INPUT RECORDS >>
--- START ---

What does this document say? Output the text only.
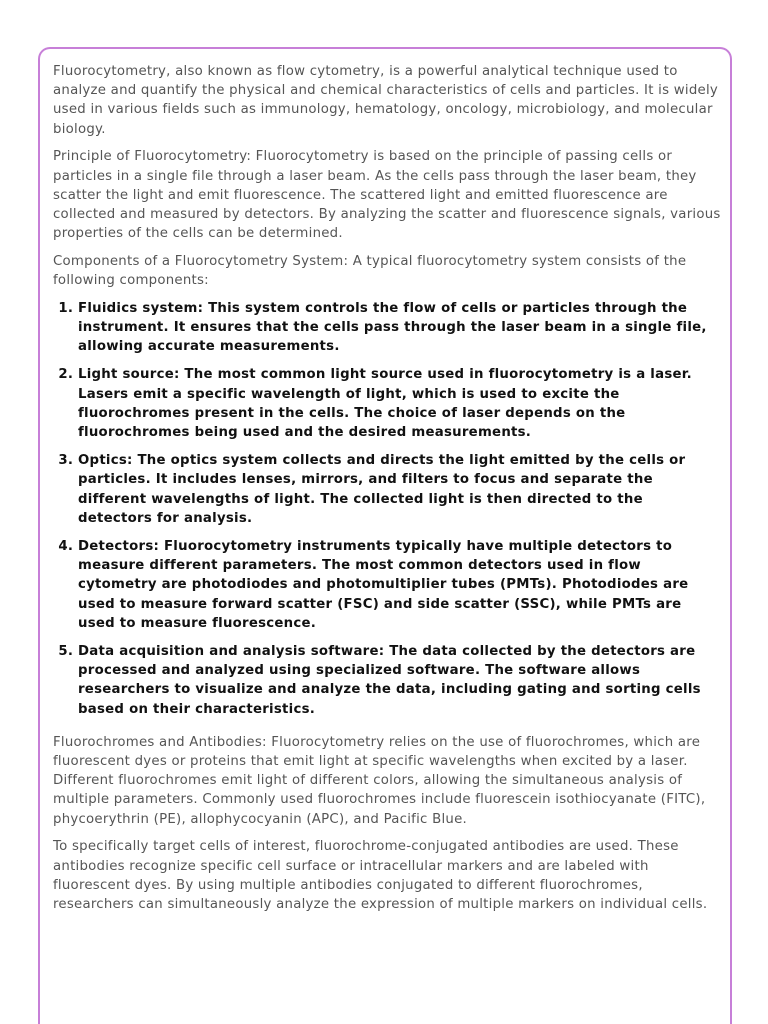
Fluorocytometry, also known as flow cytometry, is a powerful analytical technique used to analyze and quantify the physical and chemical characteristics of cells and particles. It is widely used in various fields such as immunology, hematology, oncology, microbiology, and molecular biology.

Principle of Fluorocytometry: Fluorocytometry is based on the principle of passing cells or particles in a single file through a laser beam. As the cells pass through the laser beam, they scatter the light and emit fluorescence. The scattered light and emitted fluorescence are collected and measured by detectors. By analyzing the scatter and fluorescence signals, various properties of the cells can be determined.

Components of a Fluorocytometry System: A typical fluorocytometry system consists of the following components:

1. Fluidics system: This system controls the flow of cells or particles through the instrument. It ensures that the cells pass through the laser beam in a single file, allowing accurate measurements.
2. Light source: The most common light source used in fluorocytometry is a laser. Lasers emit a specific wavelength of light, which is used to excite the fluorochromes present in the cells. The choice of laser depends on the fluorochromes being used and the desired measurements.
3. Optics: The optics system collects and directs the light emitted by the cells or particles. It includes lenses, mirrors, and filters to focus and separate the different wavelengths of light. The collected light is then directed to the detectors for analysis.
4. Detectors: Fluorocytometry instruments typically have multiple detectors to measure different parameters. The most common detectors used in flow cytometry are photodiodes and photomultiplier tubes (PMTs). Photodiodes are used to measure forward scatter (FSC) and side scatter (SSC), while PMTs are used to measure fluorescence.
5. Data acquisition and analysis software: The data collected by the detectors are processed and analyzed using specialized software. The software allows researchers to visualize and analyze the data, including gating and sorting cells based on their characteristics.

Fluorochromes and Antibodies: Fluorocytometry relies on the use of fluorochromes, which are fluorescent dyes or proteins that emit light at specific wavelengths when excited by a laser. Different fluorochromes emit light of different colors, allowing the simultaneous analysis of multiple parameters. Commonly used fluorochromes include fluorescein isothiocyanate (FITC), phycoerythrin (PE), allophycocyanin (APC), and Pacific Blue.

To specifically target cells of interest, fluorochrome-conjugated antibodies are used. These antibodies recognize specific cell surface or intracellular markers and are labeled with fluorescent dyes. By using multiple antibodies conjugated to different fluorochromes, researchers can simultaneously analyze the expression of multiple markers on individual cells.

--- END ---
--- START ---

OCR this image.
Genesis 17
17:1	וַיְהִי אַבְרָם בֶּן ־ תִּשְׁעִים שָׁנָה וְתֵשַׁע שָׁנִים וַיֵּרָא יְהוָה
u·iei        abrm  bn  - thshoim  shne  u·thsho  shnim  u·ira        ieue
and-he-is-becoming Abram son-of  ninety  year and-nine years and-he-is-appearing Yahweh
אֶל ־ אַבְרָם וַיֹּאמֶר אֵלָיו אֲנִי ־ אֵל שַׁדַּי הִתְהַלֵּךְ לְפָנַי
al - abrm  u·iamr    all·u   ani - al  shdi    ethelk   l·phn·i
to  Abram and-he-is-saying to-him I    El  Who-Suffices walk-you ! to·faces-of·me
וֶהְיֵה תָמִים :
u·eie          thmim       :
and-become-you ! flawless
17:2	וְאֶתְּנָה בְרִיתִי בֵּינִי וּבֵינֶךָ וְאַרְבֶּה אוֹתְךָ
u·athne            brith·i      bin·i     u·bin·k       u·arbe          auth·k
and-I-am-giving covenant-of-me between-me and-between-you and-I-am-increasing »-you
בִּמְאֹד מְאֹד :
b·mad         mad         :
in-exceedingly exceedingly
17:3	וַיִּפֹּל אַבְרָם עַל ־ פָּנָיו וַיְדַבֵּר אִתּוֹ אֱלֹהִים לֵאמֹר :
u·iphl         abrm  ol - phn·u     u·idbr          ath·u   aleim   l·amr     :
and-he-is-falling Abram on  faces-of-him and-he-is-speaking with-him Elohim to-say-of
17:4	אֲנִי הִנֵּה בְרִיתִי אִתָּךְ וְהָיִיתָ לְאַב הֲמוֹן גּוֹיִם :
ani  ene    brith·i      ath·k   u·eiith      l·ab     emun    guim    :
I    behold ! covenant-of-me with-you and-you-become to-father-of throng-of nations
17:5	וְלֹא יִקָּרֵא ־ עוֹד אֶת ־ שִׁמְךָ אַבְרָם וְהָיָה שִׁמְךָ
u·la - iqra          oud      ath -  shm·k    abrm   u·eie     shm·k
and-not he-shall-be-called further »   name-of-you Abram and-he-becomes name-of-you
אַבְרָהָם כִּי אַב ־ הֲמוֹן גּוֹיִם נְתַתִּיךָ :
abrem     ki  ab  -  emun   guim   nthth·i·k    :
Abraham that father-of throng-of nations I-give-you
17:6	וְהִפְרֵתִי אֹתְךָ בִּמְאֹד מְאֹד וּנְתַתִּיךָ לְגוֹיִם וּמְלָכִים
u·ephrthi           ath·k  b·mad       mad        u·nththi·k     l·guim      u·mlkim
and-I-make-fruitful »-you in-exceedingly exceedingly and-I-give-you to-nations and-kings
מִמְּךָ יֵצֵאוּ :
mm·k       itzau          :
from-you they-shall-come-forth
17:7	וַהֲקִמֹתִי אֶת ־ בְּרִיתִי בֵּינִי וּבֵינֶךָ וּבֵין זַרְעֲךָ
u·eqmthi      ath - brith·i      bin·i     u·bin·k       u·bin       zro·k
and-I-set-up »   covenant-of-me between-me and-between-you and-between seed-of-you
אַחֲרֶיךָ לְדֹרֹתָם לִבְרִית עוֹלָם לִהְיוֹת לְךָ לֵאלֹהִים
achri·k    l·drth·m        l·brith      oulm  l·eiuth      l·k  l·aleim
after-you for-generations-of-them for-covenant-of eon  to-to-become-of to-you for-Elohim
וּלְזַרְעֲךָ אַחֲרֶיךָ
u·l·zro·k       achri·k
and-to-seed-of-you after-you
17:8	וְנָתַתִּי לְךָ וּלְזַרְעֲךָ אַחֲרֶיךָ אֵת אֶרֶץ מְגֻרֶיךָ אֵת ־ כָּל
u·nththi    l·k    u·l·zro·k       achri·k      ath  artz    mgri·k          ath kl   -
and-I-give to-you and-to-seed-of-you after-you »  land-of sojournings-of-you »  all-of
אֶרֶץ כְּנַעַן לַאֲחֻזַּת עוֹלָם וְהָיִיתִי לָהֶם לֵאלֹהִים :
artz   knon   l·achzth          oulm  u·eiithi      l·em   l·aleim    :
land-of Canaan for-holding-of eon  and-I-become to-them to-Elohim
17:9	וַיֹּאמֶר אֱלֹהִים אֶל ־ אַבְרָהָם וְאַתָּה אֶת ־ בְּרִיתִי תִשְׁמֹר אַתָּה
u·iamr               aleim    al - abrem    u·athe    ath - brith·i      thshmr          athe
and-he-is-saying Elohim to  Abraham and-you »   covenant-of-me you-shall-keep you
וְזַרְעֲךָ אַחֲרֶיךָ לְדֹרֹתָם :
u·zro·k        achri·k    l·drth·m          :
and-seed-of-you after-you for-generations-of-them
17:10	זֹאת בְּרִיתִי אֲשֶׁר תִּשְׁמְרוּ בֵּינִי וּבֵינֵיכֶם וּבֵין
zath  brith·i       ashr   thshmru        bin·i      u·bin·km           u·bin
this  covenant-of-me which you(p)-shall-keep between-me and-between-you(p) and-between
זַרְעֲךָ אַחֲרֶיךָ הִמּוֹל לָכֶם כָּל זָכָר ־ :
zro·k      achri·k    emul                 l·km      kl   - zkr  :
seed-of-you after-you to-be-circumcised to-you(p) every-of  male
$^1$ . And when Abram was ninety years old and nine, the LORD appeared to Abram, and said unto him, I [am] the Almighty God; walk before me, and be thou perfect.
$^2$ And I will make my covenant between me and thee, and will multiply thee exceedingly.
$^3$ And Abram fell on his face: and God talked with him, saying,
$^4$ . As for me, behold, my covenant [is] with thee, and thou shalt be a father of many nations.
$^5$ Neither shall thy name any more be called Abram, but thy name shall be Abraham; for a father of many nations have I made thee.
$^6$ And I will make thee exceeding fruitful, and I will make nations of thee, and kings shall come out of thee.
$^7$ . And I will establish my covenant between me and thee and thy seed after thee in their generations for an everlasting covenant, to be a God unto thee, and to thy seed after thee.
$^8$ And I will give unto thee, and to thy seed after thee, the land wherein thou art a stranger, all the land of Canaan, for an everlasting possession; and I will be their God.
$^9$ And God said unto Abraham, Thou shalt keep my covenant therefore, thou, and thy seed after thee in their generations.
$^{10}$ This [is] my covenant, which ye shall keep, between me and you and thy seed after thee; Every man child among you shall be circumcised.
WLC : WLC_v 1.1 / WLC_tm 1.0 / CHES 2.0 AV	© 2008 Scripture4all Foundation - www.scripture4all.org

--- END ---
--- START ---

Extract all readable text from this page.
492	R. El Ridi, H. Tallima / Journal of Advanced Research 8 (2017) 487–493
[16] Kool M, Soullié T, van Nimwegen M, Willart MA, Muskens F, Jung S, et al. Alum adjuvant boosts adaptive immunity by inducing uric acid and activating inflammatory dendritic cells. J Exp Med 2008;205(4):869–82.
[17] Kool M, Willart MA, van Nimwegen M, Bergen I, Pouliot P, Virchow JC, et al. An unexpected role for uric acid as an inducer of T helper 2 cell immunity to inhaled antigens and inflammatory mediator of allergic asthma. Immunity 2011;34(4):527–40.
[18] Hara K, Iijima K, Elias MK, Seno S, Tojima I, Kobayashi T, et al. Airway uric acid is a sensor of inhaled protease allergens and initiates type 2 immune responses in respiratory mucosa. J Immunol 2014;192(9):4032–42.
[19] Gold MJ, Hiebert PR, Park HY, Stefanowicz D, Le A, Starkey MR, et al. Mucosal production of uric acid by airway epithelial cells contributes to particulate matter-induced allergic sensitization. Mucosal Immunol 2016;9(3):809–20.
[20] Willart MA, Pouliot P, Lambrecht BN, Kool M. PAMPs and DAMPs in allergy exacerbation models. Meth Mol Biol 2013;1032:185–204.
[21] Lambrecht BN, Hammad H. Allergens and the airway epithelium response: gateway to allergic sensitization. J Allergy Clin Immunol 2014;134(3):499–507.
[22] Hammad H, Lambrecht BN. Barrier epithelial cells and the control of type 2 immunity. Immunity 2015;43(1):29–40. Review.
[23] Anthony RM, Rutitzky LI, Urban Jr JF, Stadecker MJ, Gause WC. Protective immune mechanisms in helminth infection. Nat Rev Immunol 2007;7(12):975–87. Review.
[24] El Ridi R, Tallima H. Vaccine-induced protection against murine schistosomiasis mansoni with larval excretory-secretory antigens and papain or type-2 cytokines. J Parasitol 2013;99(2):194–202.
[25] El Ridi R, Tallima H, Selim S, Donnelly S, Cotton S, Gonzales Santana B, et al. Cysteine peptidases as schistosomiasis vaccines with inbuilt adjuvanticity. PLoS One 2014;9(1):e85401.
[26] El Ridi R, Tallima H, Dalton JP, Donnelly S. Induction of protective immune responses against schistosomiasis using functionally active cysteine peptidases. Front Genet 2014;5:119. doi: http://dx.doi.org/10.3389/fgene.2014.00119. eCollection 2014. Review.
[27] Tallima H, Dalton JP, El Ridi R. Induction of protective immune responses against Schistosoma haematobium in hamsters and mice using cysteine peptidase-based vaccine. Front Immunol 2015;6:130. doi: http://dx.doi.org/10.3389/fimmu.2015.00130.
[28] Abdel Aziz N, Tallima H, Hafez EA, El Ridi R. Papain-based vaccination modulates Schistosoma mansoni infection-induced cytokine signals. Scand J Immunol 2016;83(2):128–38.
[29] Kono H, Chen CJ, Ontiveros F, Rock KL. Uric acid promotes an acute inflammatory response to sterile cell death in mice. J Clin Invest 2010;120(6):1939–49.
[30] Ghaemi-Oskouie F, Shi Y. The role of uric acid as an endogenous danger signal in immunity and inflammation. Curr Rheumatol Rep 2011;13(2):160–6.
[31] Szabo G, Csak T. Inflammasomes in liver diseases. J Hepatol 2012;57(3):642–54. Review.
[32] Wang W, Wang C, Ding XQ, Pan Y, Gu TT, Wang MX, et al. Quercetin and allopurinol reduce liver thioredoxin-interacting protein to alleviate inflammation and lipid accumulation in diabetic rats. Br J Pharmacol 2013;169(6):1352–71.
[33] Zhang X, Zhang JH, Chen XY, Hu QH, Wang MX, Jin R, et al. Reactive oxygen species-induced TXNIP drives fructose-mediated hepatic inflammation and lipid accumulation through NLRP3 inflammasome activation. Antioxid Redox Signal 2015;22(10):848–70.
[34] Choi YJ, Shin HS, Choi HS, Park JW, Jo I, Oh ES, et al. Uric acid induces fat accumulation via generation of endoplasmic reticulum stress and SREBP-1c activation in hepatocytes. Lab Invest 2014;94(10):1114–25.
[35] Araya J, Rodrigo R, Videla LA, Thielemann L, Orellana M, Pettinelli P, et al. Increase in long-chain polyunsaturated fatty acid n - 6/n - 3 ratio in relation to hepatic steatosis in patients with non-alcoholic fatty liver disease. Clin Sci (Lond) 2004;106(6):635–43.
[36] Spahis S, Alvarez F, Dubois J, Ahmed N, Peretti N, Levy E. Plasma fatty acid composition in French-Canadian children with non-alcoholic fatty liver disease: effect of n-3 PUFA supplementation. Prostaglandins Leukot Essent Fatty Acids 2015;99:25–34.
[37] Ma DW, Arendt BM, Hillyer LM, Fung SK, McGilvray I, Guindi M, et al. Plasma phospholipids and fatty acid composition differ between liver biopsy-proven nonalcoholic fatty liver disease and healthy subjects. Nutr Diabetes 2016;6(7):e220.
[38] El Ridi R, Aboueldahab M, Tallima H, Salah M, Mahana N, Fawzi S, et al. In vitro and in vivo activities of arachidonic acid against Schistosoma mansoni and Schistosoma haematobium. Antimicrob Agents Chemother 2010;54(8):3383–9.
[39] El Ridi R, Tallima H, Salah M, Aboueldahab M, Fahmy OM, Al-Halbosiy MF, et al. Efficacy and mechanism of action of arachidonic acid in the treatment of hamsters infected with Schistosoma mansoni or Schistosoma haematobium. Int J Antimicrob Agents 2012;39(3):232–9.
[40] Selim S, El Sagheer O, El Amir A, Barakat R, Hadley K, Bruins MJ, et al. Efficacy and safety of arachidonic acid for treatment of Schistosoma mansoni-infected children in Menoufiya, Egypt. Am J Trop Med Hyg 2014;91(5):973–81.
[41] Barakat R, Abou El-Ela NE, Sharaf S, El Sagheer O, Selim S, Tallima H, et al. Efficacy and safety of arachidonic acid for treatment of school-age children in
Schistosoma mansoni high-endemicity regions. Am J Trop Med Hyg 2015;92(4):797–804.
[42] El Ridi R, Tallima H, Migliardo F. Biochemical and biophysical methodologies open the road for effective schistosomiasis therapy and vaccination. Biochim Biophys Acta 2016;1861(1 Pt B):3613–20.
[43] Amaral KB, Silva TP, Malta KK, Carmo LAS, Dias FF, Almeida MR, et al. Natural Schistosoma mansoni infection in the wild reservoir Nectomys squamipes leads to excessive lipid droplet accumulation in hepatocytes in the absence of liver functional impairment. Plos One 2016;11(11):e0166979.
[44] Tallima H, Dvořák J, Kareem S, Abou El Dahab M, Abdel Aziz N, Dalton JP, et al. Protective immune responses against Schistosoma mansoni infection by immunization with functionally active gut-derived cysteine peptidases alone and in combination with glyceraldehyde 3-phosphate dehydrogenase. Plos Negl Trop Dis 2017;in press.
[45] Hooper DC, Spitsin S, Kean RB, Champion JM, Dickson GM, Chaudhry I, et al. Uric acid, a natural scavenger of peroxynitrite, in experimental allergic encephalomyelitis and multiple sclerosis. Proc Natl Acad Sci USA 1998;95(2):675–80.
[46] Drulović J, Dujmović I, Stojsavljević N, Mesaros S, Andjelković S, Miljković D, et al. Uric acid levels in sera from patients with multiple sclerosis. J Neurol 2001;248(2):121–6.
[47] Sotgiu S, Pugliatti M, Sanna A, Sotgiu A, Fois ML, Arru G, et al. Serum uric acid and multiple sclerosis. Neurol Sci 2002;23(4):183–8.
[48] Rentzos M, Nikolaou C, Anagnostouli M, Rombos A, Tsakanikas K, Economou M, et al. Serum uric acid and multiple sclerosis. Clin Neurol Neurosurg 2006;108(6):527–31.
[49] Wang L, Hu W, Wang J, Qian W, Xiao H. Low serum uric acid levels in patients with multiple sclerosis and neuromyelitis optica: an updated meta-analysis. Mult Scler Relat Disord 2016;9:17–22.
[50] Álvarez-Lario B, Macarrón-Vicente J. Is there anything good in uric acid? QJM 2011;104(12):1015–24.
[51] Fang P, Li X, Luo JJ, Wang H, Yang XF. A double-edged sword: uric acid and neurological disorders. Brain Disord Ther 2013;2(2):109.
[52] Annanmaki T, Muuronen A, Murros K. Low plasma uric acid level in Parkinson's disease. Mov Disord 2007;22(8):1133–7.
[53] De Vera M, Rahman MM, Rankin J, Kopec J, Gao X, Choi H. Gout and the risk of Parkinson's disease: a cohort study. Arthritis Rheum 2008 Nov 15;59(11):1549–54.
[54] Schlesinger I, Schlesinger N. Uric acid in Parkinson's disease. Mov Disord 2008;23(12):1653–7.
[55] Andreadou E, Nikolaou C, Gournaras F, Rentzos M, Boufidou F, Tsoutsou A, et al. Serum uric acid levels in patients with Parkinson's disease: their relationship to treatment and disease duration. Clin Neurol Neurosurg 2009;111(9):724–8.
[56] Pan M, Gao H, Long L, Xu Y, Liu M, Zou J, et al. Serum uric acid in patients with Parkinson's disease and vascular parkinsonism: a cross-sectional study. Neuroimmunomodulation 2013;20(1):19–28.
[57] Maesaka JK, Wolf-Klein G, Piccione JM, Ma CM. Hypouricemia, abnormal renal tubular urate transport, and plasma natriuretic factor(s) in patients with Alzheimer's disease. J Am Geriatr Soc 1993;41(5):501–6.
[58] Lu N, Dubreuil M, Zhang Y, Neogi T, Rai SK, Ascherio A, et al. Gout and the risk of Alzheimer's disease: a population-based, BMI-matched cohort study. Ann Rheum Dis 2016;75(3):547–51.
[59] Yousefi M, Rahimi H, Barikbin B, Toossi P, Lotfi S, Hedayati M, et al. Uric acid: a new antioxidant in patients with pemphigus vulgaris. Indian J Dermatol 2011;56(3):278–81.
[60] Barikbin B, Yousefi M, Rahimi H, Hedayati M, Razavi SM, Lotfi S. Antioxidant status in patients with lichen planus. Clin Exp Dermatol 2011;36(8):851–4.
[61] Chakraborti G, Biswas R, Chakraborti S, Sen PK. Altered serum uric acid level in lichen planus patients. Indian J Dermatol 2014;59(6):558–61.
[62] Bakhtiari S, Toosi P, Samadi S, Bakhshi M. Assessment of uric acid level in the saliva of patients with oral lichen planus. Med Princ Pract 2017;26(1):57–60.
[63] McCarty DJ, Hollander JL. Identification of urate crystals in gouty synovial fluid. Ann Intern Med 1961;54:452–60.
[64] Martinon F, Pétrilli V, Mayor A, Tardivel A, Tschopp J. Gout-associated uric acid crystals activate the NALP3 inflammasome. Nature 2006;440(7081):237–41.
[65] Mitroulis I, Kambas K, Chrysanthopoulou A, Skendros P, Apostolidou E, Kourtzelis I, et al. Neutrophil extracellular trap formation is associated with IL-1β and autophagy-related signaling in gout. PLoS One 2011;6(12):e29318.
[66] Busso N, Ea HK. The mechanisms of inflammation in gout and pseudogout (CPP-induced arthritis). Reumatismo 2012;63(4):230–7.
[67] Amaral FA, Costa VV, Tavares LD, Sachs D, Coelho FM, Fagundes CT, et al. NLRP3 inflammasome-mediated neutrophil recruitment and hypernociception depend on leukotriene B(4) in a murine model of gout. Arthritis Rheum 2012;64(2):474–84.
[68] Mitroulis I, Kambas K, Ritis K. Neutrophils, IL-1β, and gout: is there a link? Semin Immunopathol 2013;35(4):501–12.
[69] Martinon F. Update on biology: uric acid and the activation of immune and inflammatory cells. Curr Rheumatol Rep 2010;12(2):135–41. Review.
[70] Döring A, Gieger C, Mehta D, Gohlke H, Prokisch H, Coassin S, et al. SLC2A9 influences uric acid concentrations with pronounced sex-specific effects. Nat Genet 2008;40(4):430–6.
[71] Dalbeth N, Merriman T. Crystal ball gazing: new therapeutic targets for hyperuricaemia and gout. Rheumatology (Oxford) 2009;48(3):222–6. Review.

--- END ---

WORK ITEM >>
Copy out all lines of the material containing the word "wavelengths".

OUTPUT BELOW >>
3. Optics: The optics system collects and directs the light emitted by the cells or particles. It includes lenses, mirrors, and filters to focus and separate the different wavelengths of light. The collected light is then directed to the detectors for analysis.
Fluorochromes and Antibodies: Fluorocytometry relies on the use of fluorochromes, which are fluorescent dyes or proteins that emit light at specific wavelengths when excited by a laser. Different fluorochromes emit light of different colors, allowing the simultaneous analysis of multiple parameters. Commonly used fluorochromes include fluorescein isothiocyanate (FITC), phycoerythrin (PE), allophycocyanin (APC), and Pacific Blue.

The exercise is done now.